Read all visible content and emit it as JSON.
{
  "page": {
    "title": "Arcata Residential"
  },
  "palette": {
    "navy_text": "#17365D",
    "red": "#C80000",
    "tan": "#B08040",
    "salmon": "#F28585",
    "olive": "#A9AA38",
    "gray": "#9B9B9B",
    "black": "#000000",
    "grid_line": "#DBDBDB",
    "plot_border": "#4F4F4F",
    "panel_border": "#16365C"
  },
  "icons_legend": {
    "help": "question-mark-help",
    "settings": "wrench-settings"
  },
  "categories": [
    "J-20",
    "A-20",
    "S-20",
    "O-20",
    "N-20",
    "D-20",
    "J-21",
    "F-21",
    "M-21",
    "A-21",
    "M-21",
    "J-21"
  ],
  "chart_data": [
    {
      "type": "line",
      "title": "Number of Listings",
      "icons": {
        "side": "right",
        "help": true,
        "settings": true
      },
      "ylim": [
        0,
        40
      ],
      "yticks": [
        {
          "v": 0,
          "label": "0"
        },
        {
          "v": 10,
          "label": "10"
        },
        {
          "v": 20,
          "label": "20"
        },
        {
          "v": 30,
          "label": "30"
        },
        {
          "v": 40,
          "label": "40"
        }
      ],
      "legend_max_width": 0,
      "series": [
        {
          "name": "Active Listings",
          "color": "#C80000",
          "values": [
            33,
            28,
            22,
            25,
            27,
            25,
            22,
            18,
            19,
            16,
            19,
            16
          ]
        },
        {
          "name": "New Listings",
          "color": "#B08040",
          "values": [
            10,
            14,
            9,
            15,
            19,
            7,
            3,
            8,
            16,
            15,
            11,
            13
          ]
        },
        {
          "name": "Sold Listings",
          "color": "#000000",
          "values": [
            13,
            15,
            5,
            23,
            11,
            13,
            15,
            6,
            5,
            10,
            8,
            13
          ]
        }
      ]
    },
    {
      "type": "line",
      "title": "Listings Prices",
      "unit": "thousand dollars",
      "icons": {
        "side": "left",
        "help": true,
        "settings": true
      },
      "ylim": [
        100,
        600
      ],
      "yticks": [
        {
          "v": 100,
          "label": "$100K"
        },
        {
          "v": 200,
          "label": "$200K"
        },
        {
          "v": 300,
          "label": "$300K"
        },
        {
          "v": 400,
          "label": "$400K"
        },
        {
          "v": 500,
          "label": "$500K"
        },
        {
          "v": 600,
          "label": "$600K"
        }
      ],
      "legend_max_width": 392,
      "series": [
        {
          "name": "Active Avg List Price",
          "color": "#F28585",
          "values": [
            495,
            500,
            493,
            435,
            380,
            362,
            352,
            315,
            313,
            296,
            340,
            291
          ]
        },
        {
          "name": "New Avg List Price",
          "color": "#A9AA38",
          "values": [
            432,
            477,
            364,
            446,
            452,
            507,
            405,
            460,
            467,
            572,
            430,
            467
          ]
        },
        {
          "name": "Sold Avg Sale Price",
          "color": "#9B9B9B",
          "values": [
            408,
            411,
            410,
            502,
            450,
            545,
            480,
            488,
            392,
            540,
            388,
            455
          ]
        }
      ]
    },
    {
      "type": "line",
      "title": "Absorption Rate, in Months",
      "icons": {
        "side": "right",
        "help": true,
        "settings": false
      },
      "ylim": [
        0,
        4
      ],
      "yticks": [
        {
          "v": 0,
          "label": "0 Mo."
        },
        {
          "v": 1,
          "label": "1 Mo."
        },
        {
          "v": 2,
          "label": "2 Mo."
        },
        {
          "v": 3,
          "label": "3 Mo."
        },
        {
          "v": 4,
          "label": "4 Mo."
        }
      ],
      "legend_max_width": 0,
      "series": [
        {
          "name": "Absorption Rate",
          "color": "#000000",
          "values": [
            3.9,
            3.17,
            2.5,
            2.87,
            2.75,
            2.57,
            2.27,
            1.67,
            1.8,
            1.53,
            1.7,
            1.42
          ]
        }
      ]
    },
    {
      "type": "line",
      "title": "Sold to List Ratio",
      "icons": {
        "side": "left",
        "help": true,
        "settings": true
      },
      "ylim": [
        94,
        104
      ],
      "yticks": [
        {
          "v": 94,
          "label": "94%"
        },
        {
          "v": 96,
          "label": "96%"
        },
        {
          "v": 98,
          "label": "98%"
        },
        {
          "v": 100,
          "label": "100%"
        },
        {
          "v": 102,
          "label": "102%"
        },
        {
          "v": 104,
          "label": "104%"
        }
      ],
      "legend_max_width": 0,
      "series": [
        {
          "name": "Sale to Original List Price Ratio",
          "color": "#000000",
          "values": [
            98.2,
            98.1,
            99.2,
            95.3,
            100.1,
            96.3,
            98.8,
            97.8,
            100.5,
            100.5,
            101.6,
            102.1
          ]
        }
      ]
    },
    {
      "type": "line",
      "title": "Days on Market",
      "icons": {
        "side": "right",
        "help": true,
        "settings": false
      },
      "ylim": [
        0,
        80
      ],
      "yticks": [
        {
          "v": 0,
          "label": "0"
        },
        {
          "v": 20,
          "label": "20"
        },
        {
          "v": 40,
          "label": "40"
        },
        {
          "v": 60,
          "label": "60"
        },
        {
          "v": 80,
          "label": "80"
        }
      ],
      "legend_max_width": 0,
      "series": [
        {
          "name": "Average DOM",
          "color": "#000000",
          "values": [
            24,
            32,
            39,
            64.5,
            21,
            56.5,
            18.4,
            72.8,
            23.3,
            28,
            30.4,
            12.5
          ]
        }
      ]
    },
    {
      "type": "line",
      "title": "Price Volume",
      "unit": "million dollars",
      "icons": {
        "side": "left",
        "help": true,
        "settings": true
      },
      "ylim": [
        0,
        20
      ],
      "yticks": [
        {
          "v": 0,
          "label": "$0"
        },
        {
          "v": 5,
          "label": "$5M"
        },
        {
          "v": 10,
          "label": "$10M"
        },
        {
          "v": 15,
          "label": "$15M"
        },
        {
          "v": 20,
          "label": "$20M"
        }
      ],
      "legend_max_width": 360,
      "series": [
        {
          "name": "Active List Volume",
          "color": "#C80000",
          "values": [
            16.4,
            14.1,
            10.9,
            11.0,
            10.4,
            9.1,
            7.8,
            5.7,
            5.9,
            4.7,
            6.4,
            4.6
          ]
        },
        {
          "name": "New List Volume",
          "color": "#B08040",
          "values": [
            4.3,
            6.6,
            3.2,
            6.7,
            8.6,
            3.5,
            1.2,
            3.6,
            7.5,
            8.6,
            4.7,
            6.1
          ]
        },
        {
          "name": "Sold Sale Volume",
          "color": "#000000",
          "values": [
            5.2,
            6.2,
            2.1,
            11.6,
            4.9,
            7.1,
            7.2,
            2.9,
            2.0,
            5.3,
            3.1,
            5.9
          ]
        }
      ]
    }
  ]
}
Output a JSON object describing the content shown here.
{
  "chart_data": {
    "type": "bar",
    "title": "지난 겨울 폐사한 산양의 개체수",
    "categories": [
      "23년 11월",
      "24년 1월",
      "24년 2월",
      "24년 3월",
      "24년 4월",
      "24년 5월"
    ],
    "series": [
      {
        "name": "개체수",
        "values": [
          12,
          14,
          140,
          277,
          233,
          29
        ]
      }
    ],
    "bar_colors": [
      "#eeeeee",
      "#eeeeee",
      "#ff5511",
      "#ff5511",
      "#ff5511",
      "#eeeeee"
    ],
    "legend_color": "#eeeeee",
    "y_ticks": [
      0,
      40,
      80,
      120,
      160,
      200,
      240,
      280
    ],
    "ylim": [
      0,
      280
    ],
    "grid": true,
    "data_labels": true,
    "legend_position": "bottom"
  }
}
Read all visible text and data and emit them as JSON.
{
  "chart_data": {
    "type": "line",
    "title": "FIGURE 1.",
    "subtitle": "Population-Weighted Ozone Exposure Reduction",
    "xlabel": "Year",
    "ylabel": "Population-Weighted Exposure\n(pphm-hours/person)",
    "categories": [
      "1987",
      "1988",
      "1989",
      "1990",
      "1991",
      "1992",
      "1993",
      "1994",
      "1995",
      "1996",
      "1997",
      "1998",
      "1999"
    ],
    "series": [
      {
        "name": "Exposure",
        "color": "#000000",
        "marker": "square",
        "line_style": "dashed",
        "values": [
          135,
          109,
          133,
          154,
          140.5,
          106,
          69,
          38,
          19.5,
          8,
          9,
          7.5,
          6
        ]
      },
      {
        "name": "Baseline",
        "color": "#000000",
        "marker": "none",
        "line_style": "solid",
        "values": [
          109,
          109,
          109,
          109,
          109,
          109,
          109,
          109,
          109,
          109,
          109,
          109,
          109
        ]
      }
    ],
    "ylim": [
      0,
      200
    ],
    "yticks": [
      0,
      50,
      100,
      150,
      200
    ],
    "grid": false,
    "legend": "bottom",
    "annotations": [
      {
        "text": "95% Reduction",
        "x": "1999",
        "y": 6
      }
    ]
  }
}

◆ **What you need to do**: Report every line containing the word "emit" from the listing above.

◆ **Exercise solution**:
Read all visible content and emit it as JSON.
Read all visible text and data and emit them as JSON.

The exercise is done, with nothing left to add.